• **Your goal**
A faithful, complete copy of the entries is the sole expected answer.

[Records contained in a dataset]
┌──

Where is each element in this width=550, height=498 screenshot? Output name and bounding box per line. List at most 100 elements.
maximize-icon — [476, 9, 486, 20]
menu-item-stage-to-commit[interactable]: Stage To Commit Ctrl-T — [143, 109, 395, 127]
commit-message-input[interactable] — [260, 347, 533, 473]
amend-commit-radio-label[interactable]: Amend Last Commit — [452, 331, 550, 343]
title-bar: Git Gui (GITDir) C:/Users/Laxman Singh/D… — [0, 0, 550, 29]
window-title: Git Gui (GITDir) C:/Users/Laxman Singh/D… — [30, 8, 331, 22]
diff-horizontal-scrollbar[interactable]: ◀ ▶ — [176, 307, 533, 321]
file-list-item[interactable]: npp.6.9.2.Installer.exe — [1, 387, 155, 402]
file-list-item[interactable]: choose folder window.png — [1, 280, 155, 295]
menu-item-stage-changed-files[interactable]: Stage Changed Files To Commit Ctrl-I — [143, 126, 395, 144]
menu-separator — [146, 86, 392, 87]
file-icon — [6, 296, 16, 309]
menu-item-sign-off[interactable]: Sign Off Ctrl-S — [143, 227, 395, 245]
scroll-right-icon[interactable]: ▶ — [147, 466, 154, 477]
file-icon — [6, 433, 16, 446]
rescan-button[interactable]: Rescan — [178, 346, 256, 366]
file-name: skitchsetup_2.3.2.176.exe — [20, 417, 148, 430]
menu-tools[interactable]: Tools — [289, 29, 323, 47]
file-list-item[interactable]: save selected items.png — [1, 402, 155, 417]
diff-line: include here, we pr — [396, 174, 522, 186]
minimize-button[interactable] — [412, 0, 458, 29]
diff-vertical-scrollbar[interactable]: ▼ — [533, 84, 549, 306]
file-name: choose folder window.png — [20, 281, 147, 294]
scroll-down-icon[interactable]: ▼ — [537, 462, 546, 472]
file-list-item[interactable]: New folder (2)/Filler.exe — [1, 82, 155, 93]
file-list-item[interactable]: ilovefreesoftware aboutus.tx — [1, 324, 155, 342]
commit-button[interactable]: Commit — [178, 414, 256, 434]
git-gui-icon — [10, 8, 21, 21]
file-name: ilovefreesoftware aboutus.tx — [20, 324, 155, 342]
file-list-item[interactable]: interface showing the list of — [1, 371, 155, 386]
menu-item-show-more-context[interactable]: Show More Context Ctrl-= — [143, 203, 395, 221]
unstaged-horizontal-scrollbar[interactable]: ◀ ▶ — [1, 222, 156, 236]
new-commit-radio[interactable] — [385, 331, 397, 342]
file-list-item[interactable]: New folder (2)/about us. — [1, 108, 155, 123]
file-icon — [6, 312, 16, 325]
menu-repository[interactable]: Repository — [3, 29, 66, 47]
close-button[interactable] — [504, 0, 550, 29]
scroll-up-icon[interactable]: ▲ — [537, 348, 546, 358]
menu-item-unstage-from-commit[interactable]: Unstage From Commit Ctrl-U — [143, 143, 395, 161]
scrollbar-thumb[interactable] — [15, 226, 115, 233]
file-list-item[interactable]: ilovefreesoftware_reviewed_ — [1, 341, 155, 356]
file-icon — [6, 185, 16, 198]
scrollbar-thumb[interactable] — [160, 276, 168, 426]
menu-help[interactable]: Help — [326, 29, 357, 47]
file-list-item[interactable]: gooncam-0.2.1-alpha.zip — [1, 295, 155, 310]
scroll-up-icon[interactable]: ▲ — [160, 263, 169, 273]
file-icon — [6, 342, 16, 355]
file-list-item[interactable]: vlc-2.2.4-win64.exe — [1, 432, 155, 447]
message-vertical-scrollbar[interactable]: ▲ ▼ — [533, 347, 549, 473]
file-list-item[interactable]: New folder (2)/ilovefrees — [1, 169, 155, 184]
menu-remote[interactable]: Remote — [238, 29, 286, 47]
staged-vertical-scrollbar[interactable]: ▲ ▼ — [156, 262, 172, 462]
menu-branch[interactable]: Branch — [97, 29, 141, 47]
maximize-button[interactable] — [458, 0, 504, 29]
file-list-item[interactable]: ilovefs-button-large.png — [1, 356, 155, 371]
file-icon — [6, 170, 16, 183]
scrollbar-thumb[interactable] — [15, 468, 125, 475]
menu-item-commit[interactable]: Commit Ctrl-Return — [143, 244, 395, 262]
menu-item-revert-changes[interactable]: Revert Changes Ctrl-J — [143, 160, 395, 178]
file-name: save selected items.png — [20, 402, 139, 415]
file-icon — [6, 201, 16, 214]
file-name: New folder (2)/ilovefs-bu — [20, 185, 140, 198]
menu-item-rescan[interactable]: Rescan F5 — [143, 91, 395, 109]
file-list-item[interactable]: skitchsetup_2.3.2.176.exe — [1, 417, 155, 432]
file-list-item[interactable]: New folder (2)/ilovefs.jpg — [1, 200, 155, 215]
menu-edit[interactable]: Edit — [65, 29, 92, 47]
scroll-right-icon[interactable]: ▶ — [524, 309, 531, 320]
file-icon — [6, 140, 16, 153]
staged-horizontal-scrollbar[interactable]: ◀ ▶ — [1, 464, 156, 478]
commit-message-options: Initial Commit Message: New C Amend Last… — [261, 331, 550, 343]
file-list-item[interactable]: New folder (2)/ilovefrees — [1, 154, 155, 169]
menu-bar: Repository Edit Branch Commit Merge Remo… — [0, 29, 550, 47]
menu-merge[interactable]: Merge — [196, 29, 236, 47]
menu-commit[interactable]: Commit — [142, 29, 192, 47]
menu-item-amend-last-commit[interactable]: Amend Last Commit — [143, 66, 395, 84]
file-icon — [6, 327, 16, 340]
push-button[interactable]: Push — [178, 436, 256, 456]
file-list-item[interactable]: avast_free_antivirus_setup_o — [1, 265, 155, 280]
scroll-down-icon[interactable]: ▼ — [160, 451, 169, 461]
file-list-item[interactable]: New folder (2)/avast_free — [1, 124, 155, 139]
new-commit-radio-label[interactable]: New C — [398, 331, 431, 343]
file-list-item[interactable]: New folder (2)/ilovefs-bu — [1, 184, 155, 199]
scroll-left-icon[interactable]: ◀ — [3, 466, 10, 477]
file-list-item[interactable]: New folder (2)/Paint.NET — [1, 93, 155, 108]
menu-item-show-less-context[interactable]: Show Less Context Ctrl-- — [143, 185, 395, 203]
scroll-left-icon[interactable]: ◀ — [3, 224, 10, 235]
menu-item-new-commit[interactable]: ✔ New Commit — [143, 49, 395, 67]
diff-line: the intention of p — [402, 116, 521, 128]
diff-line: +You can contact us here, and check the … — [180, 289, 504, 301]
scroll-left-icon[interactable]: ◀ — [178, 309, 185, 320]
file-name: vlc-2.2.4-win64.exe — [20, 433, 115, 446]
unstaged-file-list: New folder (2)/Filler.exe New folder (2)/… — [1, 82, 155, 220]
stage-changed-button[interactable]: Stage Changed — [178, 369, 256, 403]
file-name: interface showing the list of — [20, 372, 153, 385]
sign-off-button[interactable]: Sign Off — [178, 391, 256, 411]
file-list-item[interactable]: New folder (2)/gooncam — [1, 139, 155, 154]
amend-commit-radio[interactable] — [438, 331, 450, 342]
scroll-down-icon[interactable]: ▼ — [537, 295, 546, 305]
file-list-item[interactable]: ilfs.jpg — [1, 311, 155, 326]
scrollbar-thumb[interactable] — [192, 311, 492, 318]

└──

• **Exercise output**
Where is each element in this width=550, height=498 screenshot? Output name and bounding box per line. List at most 100 elements.
maximize-icon — [476, 9, 486, 20]
menu-item-stage-to-commit[interactable]: Stage To Commit Ctrl-T — [143, 109, 395, 127]
commit-message-input[interactable] — [260, 347, 533, 473]
amend-commit-radio-label[interactable]: Amend Last Commit — [452, 331, 550, 343]
title-bar: Git Gui (GITDir) C:/Users/Laxman Singh/D… — [0, 0, 550, 29]
window-title: Git Gui (GITDir) C:/Users/Laxman Singh/D… — [30, 8, 331, 22]
diff-horizontal-scrollbar[interactable]: ◀ ▶ — [176, 307, 533, 321]
file-list-item[interactable]: npp.6.9.2.Installer.exe — [1, 387, 155, 402]
file-list-item[interactable]: choose folder window.png — [1, 280, 155, 295]
menu-item-stage-changed-files[interactable]: Stage Changed Files To Commit Ctrl-I — [143, 126, 395, 144]
menu-separator — [146, 86, 392, 87]
file-icon — [6, 296, 16, 309]
menu-item-sign-off[interactable]: Sign Off Ctrl-S — [143, 227, 395, 245]
scroll-right-icon[interactable]: ▶ — [147, 466, 154, 477]
file-icon — [6, 433, 16, 446]
rescan-button[interactable]: Rescan — [178, 346, 256, 366]
file-name: skitchsetup_2.3.2.176.exe — [20, 417, 148, 430]
menu-tools[interactable]: Tools — [289, 29, 323, 47]
file-list-item[interactable]: save selected items.png — [1, 402, 155, 417]
diff-line: include here, we pr — [396, 174, 522, 186]
minimize-button[interactable] — [412, 0, 458, 29]
diff-vertical-scrollbar[interactable]: ▼ — [533, 84, 549, 306]
file-name: choose folder window.png — [20, 281, 147, 294]
scroll-down-icon[interactable]: ▼ — [537, 462, 546, 472]
file-list-item[interactable]: New folder (2)/Filler.exe — [1, 82, 155, 93]
file-list-item[interactable]: ilovefreesoftware aboutus.tx — [1, 324, 155, 342]
commit-button[interactable]: Commit — [178, 414, 256, 434]
git-gui-icon — [10, 8, 21, 21]
file-name: ilovefreesoftware aboutus.tx — [20, 324, 155, 342]
file-list-item[interactable]: interface showing the list of — [1, 371, 155, 386]
menu-item-show-more-context[interactable]: Show More Context Ctrl-= — [143, 203, 395, 221]
unstaged-horizontal-scrollbar[interactable]: ◀ ▶ — [1, 222, 156, 236]
new-commit-radio[interactable] — [385, 331, 397, 342]
file-list-item[interactable]: New folder (2)/about us. — [1, 108, 155, 123]
file-icon — [6, 312, 16, 325]
menu-repository[interactable]: Repository — [3, 29, 66, 47]
close-button[interactable] — [504, 0, 550, 29]
scroll-up-icon[interactable]: ▲ — [537, 348, 546, 358]
menu-item-unstage-from-commit[interactable]: Unstage From Commit Ctrl-U — [143, 143, 395, 161]
scrollbar-thumb[interactable] — [15, 226, 115, 233]
file-list-item[interactable]: ilovefreesoftware_reviewed_ — [1, 341, 155, 356]
file-icon — [6, 185, 16, 198]
scrollbar-thumb[interactable] — [160, 276, 168, 426]
menu-help[interactable]: Help — [326, 29, 357, 47]
file-list-item[interactable]: gooncam-0.2.1-alpha.zip — [1, 295, 155, 310]
scroll-up-icon[interactable]: ▲ — [160, 263, 169, 273]
file-icon — [6, 342, 16, 355]
file-list-item[interactable]: vlc-2.2.4-win64.exe — [1, 432, 155, 447]
message-vertical-scrollbar[interactable]: ▲ ▼ — [533, 347, 549, 473]
file-list-item[interactable]: New folder (2)/ilovefrees — [1, 169, 155, 184]
menu-remote[interactable]: Remote — [238, 29, 286, 47]
staged-vertical-scrollbar[interactable]: ▲ ▼ — [156, 262, 172, 462]
menu-branch[interactable]: Branch — [97, 29, 141, 47]
maximize-button[interactable] — [458, 0, 504, 29]
file-list-item[interactable]: ilovefs-button-large.png — [1, 356, 155, 371]
file-icon — [6, 170, 16, 183]
scrollbar-thumb[interactable] — [15, 468, 125, 475]
menu-item-commit[interactable]: Commit Ctrl-Return — [143, 244, 395, 262]
menu-item-revert-changes[interactable]: Revert Changes Ctrl-J — [143, 160, 395, 178]
file-name: save selected items.png — [20, 402, 139, 415]
file-icon — [6, 201, 16, 214]
file-name: New folder (2)/ilovefs-bu — [20, 185, 140, 198]
menu-item-rescan[interactable]: Rescan F5 — [143, 91, 395, 109]
file-list-item[interactable]: skitchsetup_2.3.2.176.exe — [1, 417, 155, 432]
file-list-item[interactable]: New folder (2)/ilovefs.jpg — [1, 200, 155, 215]
menu-edit[interactable]: Edit — [65, 29, 92, 47]
scroll-right-icon[interactable]: ▶ — [524, 309, 531, 320]
file-icon — [6, 140, 16, 153]
staged-horizontal-scrollbar[interactable]: ◀ ▶ — [1, 464, 156, 478]
commit-message-options: Initial Commit Message: New C Amend Last… — [261, 331, 550, 343]
file-list-item[interactable]: New folder (2)/ilovefrees — [1, 154, 155, 169]
menu-bar: Repository Edit Branch Commit Merge Remo… — [0, 29, 550, 47]
menu-merge[interactable]: Merge — [196, 29, 236, 47]
menu-commit[interactable]: Commit — [142, 29, 192, 47]
menu-item-amend-last-commit[interactable]: Amend Last Commit — [143, 66, 395, 84]
file-icon — [6, 327, 16, 340]
push-button[interactable]: Push — [178, 436, 256, 456]
file-list-item[interactable]: avast_free_antivirus_setup_o — [1, 265, 155, 280]
scroll-down-icon[interactable]: ▼ — [160, 451, 169, 461]
file-list-item[interactable]: New folder (2)/avast_free — [1, 124, 155, 139]
new-commit-radio-label[interactable]: New C — [398, 331, 431, 343]
file-list-item[interactable]: New folder (2)/ilovefs-bu — [1, 184, 155, 199]
scroll-left-icon[interactable]: ◀ — [3, 466, 10, 477]
file-list-item[interactable]: New folder (2)/Paint.NET — [1, 93, 155, 108]
menu-item-show-less-context[interactable]: Show Less Context Ctrl-- — [143, 185, 395, 203]
scroll-left-icon[interactable]: ◀ — [3, 224, 10, 235]
menu-item-new-commit[interactable]: ✔ New Commit — [143, 49, 395, 67]
diff-line: the intention of p — [402, 116, 521, 128]
diff-line: +You can contact us here, and check the … — [180, 289, 504, 301]
scroll-left-icon[interactable]: ◀ — [178, 309, 185, 320]
file-name: vlc-2.2.4-win64.exe — [20, 433, 115, 446]
unstaged-file-list: New folder (2)/Filler.exe New folder (2)/… — [1, 82, 155, 220]
stage-changed-button[interactable]: Stage Changed — [178, 369, 256, 403]
file-name: interface showing the list of — [20, 372, 153, 385]
sign-off-button[interactable]: Sign Off — [178, 391, 256, 411]
file-list-item[interactable]: New folder (2)/gooncam — [1, 139, 155, 154]
amend-commit-radio[interactable] — [438, 331, 450, 342]
scroll-down-icon[interactable]: ▼ — [537, 295, 546, 305]
file-list-item[interactable]: ilfs.jpg — [1, 311, 155, 326]
scrollbar-thumb[interactable] — [192, 311, 492, 318]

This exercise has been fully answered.